== DO THIS ==
Write out the entire listing below exactly as it appears, minus any pictures.

BEGIN TASK MATERIAL

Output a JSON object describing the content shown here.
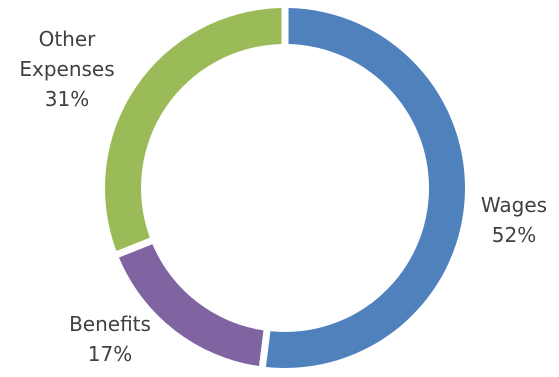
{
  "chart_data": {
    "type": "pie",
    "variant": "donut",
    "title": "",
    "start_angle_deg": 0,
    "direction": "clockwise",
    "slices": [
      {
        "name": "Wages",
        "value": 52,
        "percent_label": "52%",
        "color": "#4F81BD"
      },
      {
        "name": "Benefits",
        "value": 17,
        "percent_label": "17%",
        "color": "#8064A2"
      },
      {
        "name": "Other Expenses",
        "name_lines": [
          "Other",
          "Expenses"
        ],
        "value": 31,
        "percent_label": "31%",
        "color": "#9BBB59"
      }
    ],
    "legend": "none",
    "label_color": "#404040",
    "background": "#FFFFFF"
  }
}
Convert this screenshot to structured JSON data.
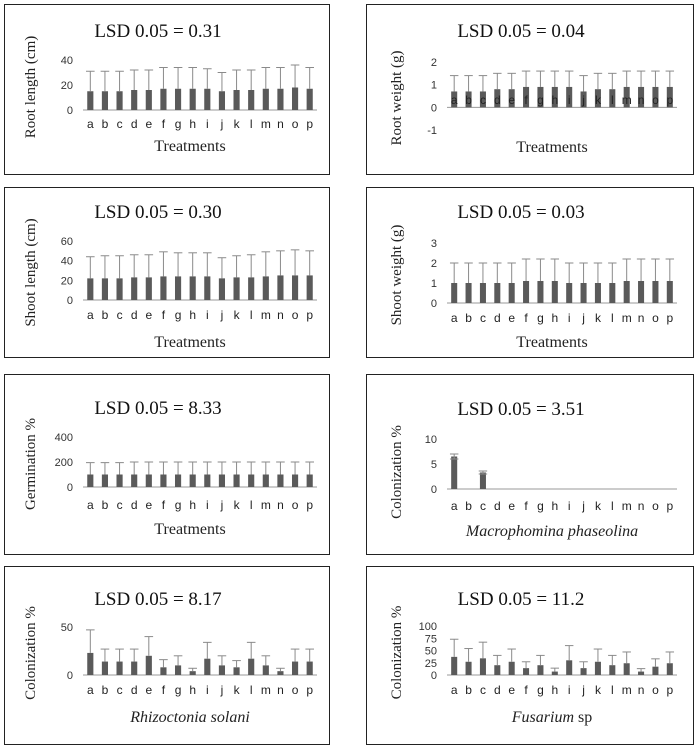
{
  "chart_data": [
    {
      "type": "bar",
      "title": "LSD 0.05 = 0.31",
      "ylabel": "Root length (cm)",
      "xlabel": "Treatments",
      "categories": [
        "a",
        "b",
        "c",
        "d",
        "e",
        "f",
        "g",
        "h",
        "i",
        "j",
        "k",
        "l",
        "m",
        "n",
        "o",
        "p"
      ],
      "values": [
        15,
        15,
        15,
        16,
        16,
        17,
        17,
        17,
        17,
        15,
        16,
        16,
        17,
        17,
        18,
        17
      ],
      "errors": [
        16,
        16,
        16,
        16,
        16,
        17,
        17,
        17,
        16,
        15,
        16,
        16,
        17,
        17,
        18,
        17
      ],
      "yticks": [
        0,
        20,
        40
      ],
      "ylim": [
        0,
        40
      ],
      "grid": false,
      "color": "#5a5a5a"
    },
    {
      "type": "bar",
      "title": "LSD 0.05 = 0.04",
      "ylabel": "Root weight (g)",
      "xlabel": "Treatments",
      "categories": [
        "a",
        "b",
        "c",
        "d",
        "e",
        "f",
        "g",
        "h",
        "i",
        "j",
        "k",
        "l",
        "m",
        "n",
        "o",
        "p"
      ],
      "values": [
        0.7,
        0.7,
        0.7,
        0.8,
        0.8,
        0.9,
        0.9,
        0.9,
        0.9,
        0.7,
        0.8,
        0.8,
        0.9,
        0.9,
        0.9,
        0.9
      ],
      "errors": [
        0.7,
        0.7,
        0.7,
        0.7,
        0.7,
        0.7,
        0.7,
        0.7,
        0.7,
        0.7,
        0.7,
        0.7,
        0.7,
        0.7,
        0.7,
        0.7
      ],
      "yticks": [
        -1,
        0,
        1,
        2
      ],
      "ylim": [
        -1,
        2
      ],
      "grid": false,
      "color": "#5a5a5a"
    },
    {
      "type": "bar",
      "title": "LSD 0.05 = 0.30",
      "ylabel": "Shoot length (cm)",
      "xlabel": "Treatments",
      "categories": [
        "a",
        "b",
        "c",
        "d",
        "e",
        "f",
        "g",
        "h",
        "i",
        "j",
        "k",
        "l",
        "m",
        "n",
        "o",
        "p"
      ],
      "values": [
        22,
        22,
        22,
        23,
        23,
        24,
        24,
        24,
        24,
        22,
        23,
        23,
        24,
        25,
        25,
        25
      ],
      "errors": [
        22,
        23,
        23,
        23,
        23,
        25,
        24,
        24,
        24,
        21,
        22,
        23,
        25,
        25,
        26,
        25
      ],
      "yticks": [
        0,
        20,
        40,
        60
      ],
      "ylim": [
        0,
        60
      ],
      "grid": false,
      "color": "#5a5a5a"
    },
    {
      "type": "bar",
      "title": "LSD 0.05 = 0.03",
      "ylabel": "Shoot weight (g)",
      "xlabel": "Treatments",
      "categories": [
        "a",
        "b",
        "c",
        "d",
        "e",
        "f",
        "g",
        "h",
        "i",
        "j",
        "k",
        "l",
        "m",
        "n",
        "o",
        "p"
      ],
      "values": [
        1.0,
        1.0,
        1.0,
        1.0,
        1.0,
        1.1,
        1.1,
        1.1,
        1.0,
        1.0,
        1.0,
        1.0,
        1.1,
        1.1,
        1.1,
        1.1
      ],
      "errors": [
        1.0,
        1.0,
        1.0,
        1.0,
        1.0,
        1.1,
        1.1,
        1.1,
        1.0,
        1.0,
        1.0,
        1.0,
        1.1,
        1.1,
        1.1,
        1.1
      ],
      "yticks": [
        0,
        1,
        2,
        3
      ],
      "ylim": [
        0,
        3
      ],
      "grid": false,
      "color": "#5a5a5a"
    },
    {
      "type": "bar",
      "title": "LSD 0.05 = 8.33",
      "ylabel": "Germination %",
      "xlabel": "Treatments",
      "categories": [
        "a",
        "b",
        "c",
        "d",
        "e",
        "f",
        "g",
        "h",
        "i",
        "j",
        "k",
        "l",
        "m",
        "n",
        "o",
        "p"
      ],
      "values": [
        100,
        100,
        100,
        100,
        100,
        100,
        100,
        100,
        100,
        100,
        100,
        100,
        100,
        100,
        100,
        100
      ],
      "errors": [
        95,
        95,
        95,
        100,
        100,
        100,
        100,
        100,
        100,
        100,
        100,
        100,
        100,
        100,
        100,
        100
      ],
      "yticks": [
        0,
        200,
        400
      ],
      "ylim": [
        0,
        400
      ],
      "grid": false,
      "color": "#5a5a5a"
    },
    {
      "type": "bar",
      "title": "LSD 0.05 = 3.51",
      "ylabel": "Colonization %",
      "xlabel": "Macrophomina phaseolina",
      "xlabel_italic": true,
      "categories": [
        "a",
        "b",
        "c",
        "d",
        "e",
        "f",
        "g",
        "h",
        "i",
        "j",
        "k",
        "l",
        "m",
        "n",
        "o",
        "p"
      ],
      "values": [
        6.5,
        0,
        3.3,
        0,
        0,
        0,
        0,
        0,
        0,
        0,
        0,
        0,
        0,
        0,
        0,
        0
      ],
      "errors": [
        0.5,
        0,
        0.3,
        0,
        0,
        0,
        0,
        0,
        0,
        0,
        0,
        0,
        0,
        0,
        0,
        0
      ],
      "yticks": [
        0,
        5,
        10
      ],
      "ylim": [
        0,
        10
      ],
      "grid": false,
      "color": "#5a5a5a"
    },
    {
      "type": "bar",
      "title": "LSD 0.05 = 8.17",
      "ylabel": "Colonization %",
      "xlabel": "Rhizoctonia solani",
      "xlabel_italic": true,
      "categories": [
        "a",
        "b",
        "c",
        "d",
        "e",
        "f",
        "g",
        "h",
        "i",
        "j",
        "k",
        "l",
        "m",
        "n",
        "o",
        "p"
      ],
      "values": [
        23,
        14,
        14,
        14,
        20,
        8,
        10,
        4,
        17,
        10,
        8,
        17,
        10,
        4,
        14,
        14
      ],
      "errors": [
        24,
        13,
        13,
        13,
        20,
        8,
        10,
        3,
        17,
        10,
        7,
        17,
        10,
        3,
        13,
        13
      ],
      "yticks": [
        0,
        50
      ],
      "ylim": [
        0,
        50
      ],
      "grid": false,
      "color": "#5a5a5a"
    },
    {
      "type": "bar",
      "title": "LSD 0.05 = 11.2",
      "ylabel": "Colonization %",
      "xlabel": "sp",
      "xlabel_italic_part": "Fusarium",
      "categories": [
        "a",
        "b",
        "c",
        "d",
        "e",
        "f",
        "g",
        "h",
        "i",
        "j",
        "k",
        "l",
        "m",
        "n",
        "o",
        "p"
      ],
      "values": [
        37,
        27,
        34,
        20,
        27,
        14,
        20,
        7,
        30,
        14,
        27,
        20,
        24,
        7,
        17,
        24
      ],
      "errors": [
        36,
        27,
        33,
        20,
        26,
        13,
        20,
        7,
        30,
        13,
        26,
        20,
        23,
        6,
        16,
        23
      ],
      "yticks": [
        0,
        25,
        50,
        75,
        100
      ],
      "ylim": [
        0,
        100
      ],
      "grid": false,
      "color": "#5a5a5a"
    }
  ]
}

END TASK MATERIAL

== REPLY ==
Output a JSON object describing the content shown here.
{
  "chart_data": {
    "type": "pie",
    "variant": "donut",
    "title": "",
    "start_angle_deg": 0,
    "direction": "clockwise",
    "slices": [
      {
        "name": "Wages",
        "value": 52,
        "percent_label": "52%",
        "color": "#4F81BD"
      },
      {
        "name": "Benefits",
        "value": 17,
        "percent_label": "17%",
        "color": "#8064A2"
      },
      {
        "name": "Other Expenses",
        "name_lines": [
          "Other",
          "Expenses"
        ],
        "value": 31,
        "percent_label": "31%",
        "color": "#9BBB59"
      }
    ],
    "legend": "none",
    "label_color": "#404040",
    "background": "#FFFFFF"
  }
}
Convert this screenshot to structured JSON data.
{
  "chart_data": [
    {
      "type": "bar",
      "title": "LSD 0.05 = 0.31",
      "ylabel": "Root length (cm)",
      "xlabel": "Treatments",
      "categories": [
        "a",
        "b",
        "c",
        "d",
        "e",
        "f",
        "g",
        "h",
        "i",
        "j",
        "k",
        "l",
        "m",
        "n",
        "o",
        "p"
      ],
      "values": [
        15,
        15,
        15,
        16,
        16,
        17,
        17,
        17,
        17,
        15,
        16,
        16,
        17,
        17,
        18,
        17
      ],
      "errors": [
        16,
        16,
        16,
        16,
        16,
        17,
        17,
        17,
        16,
        15,
        16,
        16,
        17,
        17,
        18,
        17
      ],
      "yticks": [
        0,
        20,
        40
      ],
      "ylim": [
        0,
        40
      ],
      "grid": false,
      "color": "#5a5a5a"
    },
    {
      "type": "bar",
      "title": "LSD 0.05 = 0.04",
      "ylabel": "Root weight (g)",
      "xlabel": "Treatments",
      "categories": [
        "a",
        "b",
        "c",
        "d",
        "e",
        "f",
        "g",
        "h",
        "i",
        "j",
        "k",
        "l",
        "m",
        "n",
        "o",
        "p"
      ],
      "values": [
        0.7,
        0.7,
        0.7,
        0.8,
        0.8,
        0.9,
        0.9,
        0.9,
        0.9,
        0.7,
        0.8,
        0.8,
        0.9,
        0.9,
        0.9,
        0.9
      ],
      "errors": [
        0.7,
        0.7,
        0.7,
        0.7,
        0.7,
        0.7,
        0.7,
        0.7,
        0.7,
        0.7,
        0.7,
        0.7,
        0.7,
        0.7,
        0.7,
        0.7
      ],
      "yticks": [
        -1,
        0,
        1,
        2
      ],
      "ylim": [
        -1,
        2
      ],
      "grid": false,
      "color": "#5a5a5a"
    },
    {
      "type": "bar",
      "title": "LSD 0.05 = 0.30",
      "ylabel": "Shoot length (cm)",
      "xlabel": "Treatments",
      "categories": [
        "a",
        "b",
        "c",
        "d",
        "e",
        "f",
        "g",
        "h",
        "i",
        "j",
        "k",
        "l",
        "m",
        "n",
        "o",
        "p"
      ],
      "values": [
        22,
        22,
        22,
        23,
        23,
        24,
        24,
        24,
        24,
        22,
        23,
        23,
        24,
        25,
        25,
        25
      ],
      "errors": [
        22,
        23,
        23,
        23,
        23,
        25,
        24,
        24,
        24,
        21,
        22,
        23,
        25,
        25,
        26,
        25
      ],
      "yticks": [
        0,
        20,
        40,
        60
      ],
      "ylim": [
        0,
        60
      ],
      "grid": false,
      "color": "#5a5a5a"
    },
    {
      "type": "bar",
      "title": "LSD 0.05 = 0.03",
      "ylabel": "Shoot weight (g)",
      "xlabel": "Treatments",
      "categories": [
        "a",
        "b",
        "c",
        "d",
        "e",
        "f",
        "g",
        "h",
        "i",
        "j",
        "k",
        "l",
        "m",
        "n",
        "o",
        "p"
      ],
      "values": [
        1.0,
        1.0,
        1.0,
        1.0,
        1.0,
        1.1,
        1.1,
        1.1,
        1.0,
        1.0,
        1.0,
        1.0,
        1.1,
        1.1,
        1.1,
        1.1
      ],
      "errors": [
        1.0,
        1.0,
        1.0,
        1.0,
        1.0,
        1.1,
        1.1,
        1.1,
        1.0,
        1.0,
        1.0,
        1.0,
        1.1,
        1.1,
        1.1,
        1.1
      ],
      "yticks": [
        0,
        1,
        2,
        3
      ],
      "ylim": [
        0,
        3
      ],
      "grid": false,
      "color": "#5a5a5a"
    },
    {
      "type": "bar",
      "title": "LSD 0.05 = 8.33",
      "ylabel": "Germination %",
      "xlabel": "Treatments",
      "categories": [
        "a",
        "b",
        "c",
        "d",
        "e",
        "f",
        "g",
        "h",
        "i",
        "j",
        "k",
        "l",
        "m",
        "n",
        "o",
        "p"
      ],
      "values": [
        100,
        100,
        100,
        100,
        100,
        100,
        100,
        100,
        100,
        100,
        100,
        100,
        100,
        100,
        100,
        100
      ],
      "errors": [
        95,
        95,
        95,
        100,
        100,
        100,
        100,
        100,
        100,
        100,
        100,
        100,
        100,
        100,
        100,
        100
      ],
      "yticks": [
        0,
        200,
        400
      ],
      "ylim": [
        0,
        400
      ],
      "grid": false,
      "color": "#5a5a5a"
    },
    {
      "type": "bar",
      "title": "LSD 0.05 = 3.51",
      "ylabel": "Colonization %",
      "xlabel": "Macrophomina phaseolina",
      "xlabel_italic": true,
      "categories": [
        "a",
        "b",
        "c",
        "d",
        "e",
        "f",
        "g",
        "h",
        "i",
        "j",
        "k",
        "l",
        "m",
        "n",
        "o",
        "p"
      ],
      "values": [
        6.5,
        0,
        3.3,
        0,
        0,
        0,
        0,
        0,
        0,
        0,
        0,
        0,
        0,
        0,
        0,
        0
      ],
      "errors": [
        0.5,
        0,
        0.3,
        0,
        0,
        0,
        0,
        0,
        0,
        0,
        0,
        0,
        0,
        0,
        0,
        0
      ],
      "yticks": [
        0,
        5,
        10
      ],
      "ylim": [
        0,
        10
      ],
      "grid": false,
      "color": "#5a5a5a"
    },
    {
      "type": "bar",
      "title": "LSD 0.05 = 8.17",
      "ylabel": "Colonization %",
      "xlabel": "Rhizoctonia solani",
      "xlabel_italic": true,
      "categories": [
        "a",
        "b",
        "c",
        "d",
        "e",
        "f",
        "g",
        "h",
        "i",
        "j",
        "k",
        "l",
        "m",
        "n",
        "o",
        "p"
      ],
      "values": [
        23,
        14,
        14,
        14,
        20,
        8,
        10,
        4,
        17,
        10,
        8,
        17,
        10,
        4,
        14,
        14
      ],
      "errors": [
        24,
        13,
        13,
        13,
        20,
        8,
        10,
        3,
        17,
        10,
        7,
        17,
        10,
        3,
        13,
        13
      ],
      "yticks": [
        0,
        50
      ],
      "ylim": [
        0,
        50
      ],
      "grid": false,
      "color": "#5a5a5a"
    },
    {
      "type": "bar",
      "title": "LSD 0.05 = 11.2",
      "ylabel": "Colonization %",
      "xlabel": "sp",
      "xlabel_italic_part": "Fusarium",
      "categories": [
        "a",
        "b",
        "c",
        "d",
        "e",
        "f",
        "g",
        "h",
        "i",
        "j",
        "k",
        "l",
        "m",
        "n",
        "o",
        "p"
      ],
      "values": [
        37,
        27,
        34,
        20,
        27,
        14,
        20,
        7,
        30,
        14,
        27,
        20,
        24,
        7,
        17,
        24
      ],
      "errors": [
        36,
        27,
        33,
        20,
        26,
        13,
        20,
        7,
        30,
        13,
        26,
        20,
        23,
        6,
        16,
        23
      ],
      "yticks": [
        0,
        25,
        50,
        75,
        100
      ],
      "ylim": [
        0,
        100
      ],
      "grid": false,
      "color": "#5a5a5a"
    }
  ]
}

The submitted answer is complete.